*WHAT NEEDS TO BE DONE:*
Identify the lines that contain the word "live", then copy them.

*RECORDS FOR THIS EXERCISE:*
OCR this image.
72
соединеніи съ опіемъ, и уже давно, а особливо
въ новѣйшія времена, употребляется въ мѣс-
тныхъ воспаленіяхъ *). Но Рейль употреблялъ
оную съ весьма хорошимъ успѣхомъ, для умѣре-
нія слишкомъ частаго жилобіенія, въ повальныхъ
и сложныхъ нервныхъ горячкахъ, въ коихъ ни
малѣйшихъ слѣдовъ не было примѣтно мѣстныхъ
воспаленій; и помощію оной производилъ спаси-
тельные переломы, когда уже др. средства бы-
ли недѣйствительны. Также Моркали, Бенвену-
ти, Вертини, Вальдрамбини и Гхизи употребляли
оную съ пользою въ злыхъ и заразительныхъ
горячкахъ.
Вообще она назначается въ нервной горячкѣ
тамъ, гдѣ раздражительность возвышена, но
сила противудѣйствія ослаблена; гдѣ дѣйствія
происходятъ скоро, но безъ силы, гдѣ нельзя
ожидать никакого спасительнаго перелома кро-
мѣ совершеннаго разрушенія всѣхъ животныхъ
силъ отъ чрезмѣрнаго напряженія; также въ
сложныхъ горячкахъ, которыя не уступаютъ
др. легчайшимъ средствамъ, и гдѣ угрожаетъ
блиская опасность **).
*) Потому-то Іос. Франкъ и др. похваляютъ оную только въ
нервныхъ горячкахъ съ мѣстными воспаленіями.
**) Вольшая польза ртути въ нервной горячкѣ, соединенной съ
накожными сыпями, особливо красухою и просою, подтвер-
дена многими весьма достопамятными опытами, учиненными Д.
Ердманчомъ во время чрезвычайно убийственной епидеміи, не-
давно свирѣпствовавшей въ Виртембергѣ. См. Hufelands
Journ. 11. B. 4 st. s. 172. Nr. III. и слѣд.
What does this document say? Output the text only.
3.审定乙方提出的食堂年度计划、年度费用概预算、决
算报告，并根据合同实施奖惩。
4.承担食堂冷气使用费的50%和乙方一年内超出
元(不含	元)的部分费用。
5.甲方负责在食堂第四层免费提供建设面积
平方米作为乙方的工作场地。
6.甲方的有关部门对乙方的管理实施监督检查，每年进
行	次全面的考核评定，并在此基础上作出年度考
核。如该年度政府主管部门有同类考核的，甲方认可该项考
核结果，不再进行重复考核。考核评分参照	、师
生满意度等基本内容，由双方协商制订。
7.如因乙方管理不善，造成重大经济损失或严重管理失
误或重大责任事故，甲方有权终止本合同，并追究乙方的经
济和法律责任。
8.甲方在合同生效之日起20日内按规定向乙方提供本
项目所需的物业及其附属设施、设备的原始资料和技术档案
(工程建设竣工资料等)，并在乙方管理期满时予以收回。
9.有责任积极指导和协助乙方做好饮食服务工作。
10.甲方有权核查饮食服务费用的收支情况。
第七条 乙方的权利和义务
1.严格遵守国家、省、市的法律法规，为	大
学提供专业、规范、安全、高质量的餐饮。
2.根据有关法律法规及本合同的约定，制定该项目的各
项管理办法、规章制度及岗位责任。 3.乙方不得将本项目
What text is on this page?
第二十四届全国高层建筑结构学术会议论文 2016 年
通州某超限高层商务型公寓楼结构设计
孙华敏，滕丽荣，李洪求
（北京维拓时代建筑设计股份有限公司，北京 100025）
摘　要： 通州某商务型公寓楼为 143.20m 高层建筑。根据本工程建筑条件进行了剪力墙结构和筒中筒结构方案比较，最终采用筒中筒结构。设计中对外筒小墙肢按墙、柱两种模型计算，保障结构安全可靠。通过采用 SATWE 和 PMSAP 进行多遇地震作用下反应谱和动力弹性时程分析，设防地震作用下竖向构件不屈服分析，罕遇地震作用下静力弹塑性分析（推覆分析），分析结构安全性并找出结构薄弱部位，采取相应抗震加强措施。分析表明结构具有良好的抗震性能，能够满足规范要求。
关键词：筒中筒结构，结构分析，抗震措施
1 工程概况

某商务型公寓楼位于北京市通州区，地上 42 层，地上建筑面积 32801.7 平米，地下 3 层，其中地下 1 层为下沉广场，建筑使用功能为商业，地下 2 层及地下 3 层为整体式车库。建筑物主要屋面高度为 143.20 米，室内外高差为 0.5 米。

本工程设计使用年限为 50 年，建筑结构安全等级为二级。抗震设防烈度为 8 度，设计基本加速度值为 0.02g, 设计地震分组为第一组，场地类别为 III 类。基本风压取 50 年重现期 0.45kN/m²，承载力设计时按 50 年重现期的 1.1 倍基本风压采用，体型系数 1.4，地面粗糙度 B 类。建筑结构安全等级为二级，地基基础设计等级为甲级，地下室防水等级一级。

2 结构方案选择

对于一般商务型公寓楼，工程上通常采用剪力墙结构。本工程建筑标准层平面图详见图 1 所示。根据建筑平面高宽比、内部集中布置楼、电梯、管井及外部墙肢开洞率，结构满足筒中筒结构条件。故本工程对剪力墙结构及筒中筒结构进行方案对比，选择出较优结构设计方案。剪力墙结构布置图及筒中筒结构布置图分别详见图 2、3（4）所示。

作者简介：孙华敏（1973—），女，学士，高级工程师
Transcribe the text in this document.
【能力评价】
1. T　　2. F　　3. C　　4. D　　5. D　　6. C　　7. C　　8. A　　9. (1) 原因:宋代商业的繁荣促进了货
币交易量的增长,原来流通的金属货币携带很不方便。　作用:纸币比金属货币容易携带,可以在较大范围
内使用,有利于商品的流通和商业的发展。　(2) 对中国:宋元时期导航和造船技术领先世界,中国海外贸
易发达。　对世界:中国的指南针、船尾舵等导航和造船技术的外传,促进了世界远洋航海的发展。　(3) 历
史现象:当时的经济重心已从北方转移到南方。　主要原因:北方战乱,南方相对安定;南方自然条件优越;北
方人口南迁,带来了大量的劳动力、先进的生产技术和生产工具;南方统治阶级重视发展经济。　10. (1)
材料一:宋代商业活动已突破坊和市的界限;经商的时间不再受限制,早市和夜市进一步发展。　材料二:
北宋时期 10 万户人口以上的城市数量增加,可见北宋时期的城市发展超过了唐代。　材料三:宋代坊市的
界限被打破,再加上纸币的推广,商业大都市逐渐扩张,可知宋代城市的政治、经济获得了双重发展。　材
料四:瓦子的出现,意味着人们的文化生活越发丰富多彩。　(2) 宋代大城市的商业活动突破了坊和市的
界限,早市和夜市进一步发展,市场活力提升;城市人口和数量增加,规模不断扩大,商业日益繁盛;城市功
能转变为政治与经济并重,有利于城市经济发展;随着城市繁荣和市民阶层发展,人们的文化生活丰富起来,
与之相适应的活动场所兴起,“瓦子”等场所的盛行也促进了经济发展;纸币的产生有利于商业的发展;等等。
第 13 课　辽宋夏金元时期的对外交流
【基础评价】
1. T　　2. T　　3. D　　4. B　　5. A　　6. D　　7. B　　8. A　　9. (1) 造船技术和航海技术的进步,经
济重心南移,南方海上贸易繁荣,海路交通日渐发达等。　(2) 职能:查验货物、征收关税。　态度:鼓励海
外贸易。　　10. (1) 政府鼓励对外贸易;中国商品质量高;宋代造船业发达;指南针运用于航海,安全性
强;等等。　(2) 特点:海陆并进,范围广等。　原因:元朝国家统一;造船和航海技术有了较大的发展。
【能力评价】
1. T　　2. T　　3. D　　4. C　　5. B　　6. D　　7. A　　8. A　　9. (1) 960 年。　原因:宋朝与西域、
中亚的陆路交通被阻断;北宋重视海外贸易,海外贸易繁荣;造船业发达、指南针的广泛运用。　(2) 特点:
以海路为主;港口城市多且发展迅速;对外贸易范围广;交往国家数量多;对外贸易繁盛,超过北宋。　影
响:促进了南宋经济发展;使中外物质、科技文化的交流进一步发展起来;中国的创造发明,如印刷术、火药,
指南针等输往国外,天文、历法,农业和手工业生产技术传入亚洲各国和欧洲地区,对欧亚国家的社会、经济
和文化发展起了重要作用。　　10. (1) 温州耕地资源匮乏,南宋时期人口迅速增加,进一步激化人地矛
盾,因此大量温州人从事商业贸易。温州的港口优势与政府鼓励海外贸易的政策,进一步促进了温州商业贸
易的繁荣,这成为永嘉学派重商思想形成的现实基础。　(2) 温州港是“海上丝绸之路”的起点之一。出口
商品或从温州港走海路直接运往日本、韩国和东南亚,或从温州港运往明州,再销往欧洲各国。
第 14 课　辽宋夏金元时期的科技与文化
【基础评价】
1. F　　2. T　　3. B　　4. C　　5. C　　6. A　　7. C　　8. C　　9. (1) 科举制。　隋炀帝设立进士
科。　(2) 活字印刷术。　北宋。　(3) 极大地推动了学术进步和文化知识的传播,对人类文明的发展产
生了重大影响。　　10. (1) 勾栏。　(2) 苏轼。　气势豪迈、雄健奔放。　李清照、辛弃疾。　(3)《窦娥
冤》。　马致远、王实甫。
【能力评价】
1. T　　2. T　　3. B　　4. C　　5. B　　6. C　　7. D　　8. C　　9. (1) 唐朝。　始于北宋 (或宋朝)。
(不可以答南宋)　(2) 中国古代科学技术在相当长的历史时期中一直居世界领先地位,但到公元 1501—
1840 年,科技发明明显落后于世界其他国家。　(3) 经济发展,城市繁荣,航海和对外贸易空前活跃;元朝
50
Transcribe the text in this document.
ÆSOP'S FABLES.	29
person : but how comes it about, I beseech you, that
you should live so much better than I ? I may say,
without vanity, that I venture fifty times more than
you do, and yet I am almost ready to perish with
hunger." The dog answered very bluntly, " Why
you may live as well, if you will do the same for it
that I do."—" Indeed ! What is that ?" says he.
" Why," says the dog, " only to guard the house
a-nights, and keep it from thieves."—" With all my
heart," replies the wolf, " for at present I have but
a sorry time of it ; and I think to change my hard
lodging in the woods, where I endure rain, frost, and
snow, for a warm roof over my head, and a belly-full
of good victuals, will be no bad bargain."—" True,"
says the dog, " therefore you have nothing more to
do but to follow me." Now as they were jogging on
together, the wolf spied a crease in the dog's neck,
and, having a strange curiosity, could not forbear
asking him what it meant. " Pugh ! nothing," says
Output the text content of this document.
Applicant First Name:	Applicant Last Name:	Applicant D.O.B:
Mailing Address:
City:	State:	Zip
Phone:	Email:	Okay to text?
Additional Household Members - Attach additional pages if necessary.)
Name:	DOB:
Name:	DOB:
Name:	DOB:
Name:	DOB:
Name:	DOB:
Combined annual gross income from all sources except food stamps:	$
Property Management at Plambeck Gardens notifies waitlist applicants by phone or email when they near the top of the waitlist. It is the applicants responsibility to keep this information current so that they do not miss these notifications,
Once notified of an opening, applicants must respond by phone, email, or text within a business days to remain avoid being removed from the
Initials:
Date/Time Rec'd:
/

*FULL OUTPUT:*
you should live so much better than I ? I may say,
you may live as well, if you will do the same for it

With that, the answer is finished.